▸ DIRECTION: Pick up the text on AI research startups and their funding after its final sentence, and continue it in the same voice.

▸ TEXT BLOCK:
AI research has long been the domain of universities, public institutions, and large corporations. Thanks to some amazing developments in the field over the past few years (and a whole lot of hype), every startup, VC, agency, and hot dog cart is scrambling to find a way to get on that bandwagon — to be AI-powered, AI-adjacent, or just faking-until-we-make-it-AI.
This is peak AI. AI conferences, AI events, AI podcasts. Flash. Bang. $$$$.
Of the startups doing AI out there, the majority can be put into one of the following buckets:
- AI practitioners building the equivalent of a fancy job application, which often get acqui-hired at a markup before any real product launch.
- Startups that do everything manually (mechanical turks), which hope to one day have the skills and resources to automate but still want to ride the AI wave in the meantime.
- Established companies with clear models and revenue streams, which invest in their own future.
- AI researchers pursuing an ambitious goal, which typically struggle to raise money or must build tailored solutions (vertical implementations) to create revenue streams to keep their business growing (consulting, etc).
The typical VC is not set up for long-term research; any research really worth doing is typically a multi-year effort that could last longer than a fund’s lifespan. Raising future rounds requires clear traction on core KPIs, and I’m not sure most VCs count p-value and f-score as such. Revenue growth is not easy to show when you need years to bring a product to market. However, in rare cases, such as DeepMind, a company breaks through and manages to become a powerhouse.
Having a vision that grand is a huge gamble — one that can only succeed if it’s backed up by a solid business model, has a clear market that it targets, and is built on a clear foundation of targets and KPIs. Granted, that gamble paid off for us at EyeEm, but believe me, there were some terrifying months (read: years) before we started seeing any significant results or impact.
Research challenges every principle you might know on building agile, lean, scalable startups (buzzzzzzz). There is no easy way to build a minimum viable product, and good luck researching in sprints! There’s no such thing as lean academics. It is very difficult to define simple KPIs that we can truly and comprehensively track. Initial funding is readily available (peak AI, remember), but beyond that, it becomes very difficult.

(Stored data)

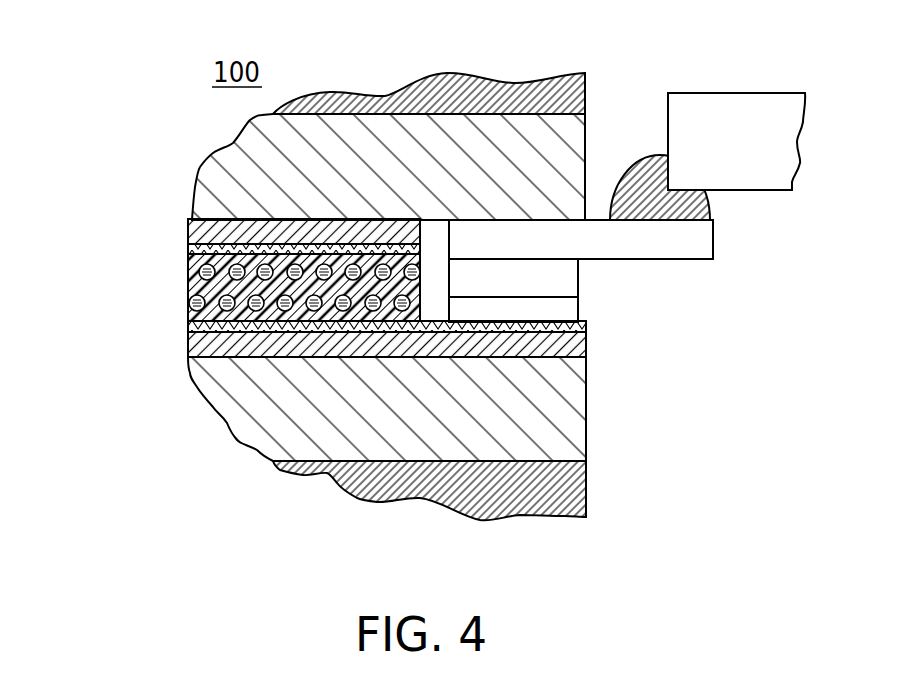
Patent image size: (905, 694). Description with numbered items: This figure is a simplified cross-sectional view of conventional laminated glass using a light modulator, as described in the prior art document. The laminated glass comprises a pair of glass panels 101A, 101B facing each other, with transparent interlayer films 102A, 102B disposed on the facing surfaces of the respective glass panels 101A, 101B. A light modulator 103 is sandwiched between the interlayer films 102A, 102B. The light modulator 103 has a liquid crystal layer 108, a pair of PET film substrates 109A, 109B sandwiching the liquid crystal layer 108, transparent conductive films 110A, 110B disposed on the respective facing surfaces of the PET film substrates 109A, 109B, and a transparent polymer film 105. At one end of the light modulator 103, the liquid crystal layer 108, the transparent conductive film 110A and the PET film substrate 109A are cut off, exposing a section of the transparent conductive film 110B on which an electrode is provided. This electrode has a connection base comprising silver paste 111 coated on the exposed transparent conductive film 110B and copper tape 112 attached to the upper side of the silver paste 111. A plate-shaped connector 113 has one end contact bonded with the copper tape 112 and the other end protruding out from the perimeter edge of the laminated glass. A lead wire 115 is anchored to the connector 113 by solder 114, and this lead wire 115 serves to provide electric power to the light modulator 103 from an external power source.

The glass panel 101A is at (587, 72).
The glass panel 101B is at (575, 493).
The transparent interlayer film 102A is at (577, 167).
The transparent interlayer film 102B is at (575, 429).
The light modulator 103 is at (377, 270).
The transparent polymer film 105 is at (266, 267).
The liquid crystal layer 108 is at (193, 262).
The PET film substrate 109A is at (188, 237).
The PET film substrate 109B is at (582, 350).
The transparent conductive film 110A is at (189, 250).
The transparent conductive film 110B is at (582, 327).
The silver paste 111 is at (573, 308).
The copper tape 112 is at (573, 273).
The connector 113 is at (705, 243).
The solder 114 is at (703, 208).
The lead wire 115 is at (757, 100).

▸ FINAL RESULT:
Here are some of the main challenges of running research at a startup.
Machine vision for us started as a means to an end. In order to empower any photographer to find their best photos and earn money with them, we had to move away from a manual review and keywording process to an automated one. While the solution is a highly technical, research-heavy one, it can only generate real value if it aligns with what our business team needs, how our photography team works, and how our product team wants to translate those needs and workflows.
Working cross-functionally in this fashion is a very challenging process, requiring our researchers to detach from “pure research” and deal with real-world requirements, and our product and business teams to understand and plan around high levels of uncertainty. You need a special set of people on your team who can work in an environment like that, alternating business or research hats as we move forward.
Surprise. Hiring highly qualified people in technology is hard!
After emerging from their AI winter, machine vision researchers are highly in demand, and all the big boys are throwing money and perks at them like it’s Christmas. You only need to go to a conference like CVPR or ICML (I’ve heard 30 to 40 percent of attendees work for Google, Microsoft, or Facebook) to experience that firsthand. Globally, there is a candidate pool of only a few thousand people that fit the profile we are looking for. That’s terrifying.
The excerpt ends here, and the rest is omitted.